## Start Data supplied

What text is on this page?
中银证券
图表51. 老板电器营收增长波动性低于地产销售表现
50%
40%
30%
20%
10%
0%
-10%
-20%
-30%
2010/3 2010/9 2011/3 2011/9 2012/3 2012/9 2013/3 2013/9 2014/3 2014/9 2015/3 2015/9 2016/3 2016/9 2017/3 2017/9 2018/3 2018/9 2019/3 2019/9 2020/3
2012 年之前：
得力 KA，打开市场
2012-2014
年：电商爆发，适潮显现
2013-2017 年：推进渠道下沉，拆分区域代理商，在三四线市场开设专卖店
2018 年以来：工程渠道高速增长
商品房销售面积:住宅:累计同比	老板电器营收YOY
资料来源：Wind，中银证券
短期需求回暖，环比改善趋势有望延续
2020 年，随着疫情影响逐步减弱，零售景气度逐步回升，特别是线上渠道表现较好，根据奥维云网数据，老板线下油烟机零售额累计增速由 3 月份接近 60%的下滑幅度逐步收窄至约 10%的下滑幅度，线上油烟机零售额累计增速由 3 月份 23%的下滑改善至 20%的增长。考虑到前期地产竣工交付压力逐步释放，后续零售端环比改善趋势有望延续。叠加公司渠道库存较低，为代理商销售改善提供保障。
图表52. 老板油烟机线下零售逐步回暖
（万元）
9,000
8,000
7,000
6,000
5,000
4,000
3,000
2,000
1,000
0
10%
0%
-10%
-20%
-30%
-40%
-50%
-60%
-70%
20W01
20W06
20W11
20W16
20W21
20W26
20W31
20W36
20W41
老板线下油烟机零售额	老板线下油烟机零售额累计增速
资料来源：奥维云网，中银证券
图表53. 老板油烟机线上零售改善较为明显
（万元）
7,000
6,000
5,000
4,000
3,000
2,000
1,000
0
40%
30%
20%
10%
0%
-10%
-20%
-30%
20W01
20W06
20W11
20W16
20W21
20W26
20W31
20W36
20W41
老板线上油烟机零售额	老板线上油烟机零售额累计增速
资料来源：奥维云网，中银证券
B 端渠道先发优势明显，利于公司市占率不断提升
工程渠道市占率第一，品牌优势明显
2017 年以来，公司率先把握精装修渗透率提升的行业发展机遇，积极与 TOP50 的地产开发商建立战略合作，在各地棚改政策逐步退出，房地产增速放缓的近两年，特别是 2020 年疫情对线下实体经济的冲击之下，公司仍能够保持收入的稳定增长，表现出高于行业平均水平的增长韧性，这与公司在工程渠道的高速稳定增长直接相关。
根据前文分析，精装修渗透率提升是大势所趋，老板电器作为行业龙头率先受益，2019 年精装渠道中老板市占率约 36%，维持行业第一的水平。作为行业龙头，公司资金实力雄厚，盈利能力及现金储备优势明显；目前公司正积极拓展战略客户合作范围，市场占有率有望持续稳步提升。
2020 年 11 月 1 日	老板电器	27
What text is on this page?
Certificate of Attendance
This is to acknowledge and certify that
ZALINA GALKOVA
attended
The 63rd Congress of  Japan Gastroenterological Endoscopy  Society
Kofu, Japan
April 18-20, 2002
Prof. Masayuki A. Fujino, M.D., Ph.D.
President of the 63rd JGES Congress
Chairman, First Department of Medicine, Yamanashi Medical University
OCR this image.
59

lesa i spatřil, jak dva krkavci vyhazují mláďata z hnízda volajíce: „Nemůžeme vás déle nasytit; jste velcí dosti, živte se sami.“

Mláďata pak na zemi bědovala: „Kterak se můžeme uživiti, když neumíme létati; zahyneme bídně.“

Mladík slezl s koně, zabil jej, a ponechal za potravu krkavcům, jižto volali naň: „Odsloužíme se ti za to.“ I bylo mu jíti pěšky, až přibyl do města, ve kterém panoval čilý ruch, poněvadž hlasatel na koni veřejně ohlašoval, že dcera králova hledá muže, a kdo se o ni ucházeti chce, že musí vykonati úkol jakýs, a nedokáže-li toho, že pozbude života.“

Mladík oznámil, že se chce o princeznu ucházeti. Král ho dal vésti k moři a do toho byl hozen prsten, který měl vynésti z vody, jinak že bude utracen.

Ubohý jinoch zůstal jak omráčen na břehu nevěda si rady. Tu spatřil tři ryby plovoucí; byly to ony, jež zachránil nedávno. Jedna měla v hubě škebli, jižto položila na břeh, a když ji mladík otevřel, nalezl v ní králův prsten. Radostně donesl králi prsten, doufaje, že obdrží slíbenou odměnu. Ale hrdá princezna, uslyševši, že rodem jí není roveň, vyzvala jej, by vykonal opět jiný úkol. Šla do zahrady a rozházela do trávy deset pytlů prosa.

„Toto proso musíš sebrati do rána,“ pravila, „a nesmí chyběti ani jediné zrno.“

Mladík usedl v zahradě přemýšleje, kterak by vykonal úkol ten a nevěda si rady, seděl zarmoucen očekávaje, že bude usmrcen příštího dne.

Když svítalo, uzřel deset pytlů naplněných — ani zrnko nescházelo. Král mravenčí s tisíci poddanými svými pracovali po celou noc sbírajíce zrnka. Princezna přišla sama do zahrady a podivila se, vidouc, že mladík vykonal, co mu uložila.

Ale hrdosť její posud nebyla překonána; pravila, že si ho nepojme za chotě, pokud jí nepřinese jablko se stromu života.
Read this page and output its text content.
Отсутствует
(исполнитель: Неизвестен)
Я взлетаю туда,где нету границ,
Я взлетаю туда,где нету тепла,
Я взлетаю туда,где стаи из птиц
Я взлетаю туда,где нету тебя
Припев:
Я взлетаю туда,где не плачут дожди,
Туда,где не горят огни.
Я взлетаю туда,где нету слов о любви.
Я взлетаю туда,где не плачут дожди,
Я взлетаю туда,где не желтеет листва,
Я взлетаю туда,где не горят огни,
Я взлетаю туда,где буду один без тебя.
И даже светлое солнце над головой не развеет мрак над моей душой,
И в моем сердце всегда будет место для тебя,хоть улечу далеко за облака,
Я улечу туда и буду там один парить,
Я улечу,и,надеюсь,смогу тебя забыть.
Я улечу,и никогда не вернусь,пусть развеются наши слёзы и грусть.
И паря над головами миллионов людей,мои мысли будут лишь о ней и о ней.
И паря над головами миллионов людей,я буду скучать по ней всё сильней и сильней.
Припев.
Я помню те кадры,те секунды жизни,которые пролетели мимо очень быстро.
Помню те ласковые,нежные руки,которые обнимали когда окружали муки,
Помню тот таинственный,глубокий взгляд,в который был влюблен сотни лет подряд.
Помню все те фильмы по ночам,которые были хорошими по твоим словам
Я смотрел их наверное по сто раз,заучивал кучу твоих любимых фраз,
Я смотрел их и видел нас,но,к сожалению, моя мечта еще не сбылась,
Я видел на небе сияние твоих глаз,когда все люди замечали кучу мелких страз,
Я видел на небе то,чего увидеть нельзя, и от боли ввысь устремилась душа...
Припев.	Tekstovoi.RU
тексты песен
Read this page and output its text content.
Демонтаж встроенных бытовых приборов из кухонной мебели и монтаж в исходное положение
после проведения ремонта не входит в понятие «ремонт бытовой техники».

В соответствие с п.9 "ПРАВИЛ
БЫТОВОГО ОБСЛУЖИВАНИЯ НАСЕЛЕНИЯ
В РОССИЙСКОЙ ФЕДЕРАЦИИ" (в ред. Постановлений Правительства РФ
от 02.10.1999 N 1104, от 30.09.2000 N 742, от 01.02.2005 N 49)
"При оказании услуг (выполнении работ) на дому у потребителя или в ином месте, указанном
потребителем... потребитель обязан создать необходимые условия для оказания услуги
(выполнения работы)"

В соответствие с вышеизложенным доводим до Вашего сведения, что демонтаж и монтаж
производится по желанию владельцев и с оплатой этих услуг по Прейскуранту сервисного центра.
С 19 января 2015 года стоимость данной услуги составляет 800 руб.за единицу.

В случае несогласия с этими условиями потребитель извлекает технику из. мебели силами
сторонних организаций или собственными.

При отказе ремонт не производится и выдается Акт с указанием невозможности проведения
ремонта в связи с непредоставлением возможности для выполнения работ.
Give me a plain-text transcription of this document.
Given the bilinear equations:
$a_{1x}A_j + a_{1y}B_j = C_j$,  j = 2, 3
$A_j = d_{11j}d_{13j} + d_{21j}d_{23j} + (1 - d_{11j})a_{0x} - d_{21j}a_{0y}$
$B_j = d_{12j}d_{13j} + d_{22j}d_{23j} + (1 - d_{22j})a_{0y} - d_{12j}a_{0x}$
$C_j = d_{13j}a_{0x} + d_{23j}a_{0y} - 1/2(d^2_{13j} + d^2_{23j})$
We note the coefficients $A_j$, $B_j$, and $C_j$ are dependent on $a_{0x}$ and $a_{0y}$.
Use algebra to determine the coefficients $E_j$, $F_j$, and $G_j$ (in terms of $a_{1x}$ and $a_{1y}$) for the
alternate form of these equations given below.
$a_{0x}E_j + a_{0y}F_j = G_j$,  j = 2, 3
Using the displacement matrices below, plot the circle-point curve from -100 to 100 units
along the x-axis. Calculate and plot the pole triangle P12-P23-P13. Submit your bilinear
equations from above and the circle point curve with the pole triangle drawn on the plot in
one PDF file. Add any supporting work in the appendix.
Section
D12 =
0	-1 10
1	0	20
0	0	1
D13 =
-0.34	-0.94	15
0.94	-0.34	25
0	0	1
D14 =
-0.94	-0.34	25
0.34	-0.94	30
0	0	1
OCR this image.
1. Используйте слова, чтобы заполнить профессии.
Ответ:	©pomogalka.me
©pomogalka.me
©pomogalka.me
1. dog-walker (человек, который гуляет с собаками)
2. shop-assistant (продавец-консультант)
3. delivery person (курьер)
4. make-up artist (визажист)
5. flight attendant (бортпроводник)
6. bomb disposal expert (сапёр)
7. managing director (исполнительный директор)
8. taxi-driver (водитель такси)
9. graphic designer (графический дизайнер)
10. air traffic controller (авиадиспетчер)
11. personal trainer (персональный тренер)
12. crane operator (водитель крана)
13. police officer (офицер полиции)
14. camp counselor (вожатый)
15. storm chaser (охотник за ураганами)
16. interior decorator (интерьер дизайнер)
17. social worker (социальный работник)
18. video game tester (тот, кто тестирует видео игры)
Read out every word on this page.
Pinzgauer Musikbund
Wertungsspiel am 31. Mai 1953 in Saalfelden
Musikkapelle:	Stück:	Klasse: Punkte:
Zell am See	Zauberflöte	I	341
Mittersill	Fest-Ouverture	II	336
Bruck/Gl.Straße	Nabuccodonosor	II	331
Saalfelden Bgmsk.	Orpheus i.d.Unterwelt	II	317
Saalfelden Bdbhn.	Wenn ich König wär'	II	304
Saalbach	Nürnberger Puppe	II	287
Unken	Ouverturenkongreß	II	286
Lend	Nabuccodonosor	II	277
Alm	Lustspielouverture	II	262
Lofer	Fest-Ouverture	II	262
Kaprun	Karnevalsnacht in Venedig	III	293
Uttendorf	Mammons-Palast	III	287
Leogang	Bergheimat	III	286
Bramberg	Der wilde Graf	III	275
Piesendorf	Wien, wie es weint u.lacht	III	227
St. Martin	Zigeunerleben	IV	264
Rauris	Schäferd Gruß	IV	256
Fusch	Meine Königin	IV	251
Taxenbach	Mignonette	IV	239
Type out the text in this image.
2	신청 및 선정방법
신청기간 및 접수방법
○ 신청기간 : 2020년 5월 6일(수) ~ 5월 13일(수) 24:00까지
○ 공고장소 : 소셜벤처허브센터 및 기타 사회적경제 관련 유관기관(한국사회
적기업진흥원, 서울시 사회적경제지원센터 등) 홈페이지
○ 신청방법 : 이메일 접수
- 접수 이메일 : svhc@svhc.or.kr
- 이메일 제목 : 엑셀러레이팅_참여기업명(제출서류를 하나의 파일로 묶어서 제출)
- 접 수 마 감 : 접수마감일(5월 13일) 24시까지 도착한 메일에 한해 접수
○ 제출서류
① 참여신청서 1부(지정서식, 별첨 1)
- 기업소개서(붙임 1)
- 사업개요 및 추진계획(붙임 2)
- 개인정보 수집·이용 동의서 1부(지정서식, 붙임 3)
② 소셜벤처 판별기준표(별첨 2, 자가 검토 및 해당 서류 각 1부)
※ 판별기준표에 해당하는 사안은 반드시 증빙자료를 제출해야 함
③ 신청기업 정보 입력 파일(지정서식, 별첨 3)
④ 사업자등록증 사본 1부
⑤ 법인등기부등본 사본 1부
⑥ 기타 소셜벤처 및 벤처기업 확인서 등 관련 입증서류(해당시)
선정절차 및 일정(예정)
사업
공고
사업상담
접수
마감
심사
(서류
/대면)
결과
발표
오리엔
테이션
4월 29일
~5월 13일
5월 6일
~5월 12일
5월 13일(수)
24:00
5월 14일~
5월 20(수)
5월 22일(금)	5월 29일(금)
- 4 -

## End Data supplied

Every line that holds the string "nevěda" should be returned.

- _Task result_
Ubohý jinoch zůstal jak omráčen na břehu nevěda si rady. Tu spatřil tři ryby plovoucí; byly to ony, jež zachránil nedávno. Jedna měla v hubě škebli, jižto položila na břeh, a když ji mladík otevřel, nalezl v ní králův prsten. Radostně donesl králi prsten, doufaje, že obdrží slíbenou odměnu. Ale hrdá princezna, uslyševši, že rodem jí není roveň, vyzvala jej, by vykonal opět jiný úkol. Šla do zahrady a rozházela do trávy deset pytlů prosa.
Mladík usedl v zahradě přemýšleje, kterak by vykonal úkol ten a nevěda si rady, seděl zarmoucen očekávaje, že bude usmrcen příštího dne.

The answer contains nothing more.